- [What you should do] All lines featuring the string "this" are to be listed.

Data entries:
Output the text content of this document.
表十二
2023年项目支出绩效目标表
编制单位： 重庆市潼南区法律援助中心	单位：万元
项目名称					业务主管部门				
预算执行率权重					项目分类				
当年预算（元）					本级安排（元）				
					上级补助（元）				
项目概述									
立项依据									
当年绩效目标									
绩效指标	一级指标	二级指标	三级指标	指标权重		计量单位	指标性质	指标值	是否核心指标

---

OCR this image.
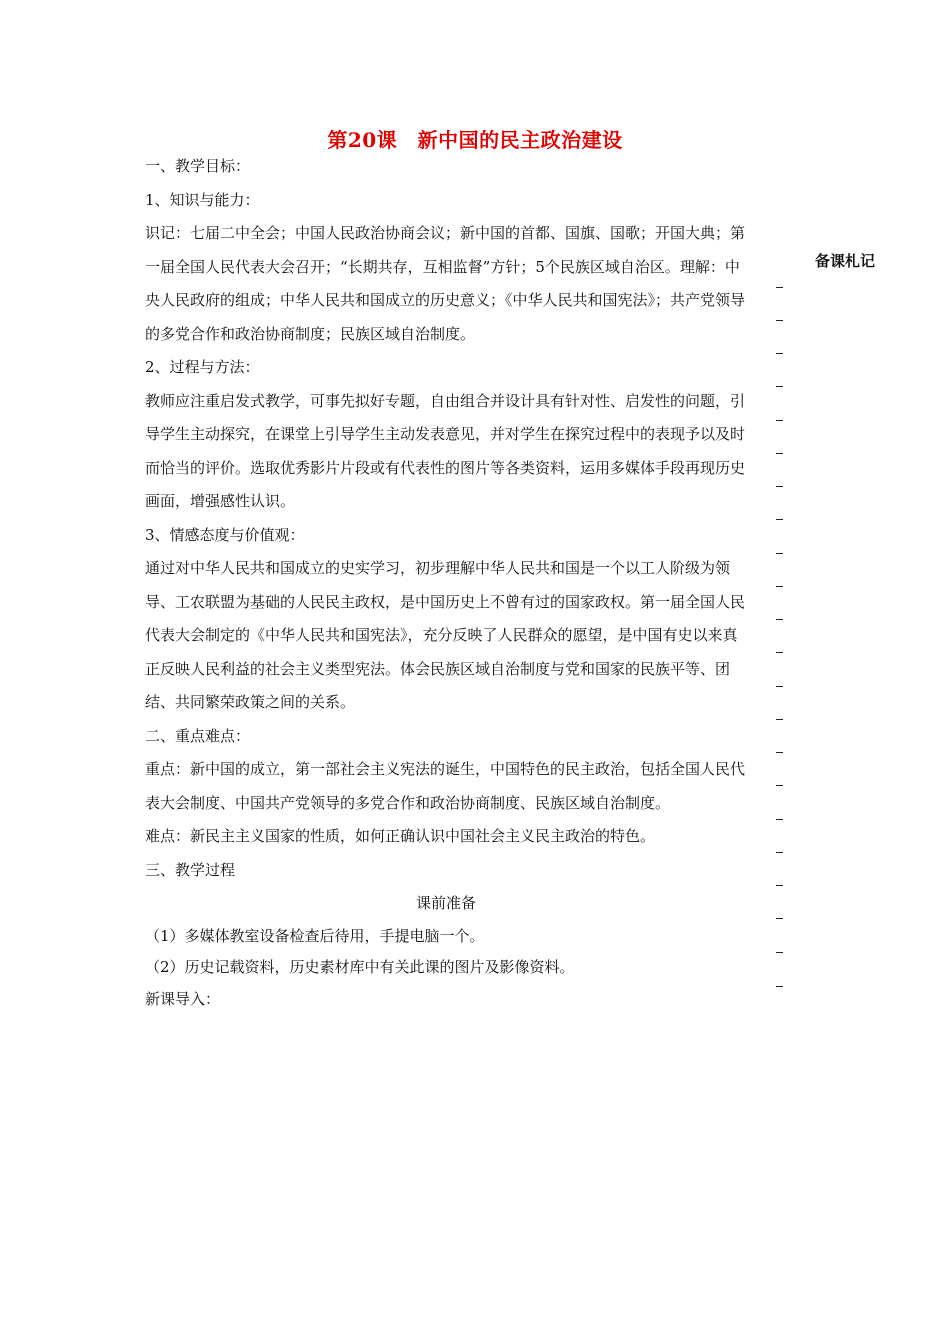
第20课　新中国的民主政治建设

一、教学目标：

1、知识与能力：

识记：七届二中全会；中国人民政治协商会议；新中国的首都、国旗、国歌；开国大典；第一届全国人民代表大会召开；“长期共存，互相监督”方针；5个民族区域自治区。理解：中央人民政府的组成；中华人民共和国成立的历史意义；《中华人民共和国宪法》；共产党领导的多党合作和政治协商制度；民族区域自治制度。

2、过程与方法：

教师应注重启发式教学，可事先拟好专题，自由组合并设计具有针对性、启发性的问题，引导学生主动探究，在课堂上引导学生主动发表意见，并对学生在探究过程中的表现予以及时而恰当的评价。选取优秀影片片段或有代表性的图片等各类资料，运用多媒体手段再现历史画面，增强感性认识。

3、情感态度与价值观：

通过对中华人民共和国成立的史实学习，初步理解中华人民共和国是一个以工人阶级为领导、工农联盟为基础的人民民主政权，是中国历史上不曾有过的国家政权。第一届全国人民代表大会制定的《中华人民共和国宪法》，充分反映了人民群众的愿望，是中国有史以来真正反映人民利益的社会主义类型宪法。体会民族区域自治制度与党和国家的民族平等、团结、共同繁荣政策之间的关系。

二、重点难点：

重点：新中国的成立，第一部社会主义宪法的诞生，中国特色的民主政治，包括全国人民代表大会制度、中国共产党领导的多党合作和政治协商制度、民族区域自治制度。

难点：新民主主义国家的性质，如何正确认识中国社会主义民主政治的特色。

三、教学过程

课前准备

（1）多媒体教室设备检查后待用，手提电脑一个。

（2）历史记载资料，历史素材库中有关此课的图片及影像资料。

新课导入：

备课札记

- [Solution to the problem]
Output the text content of this document.
OCR this image.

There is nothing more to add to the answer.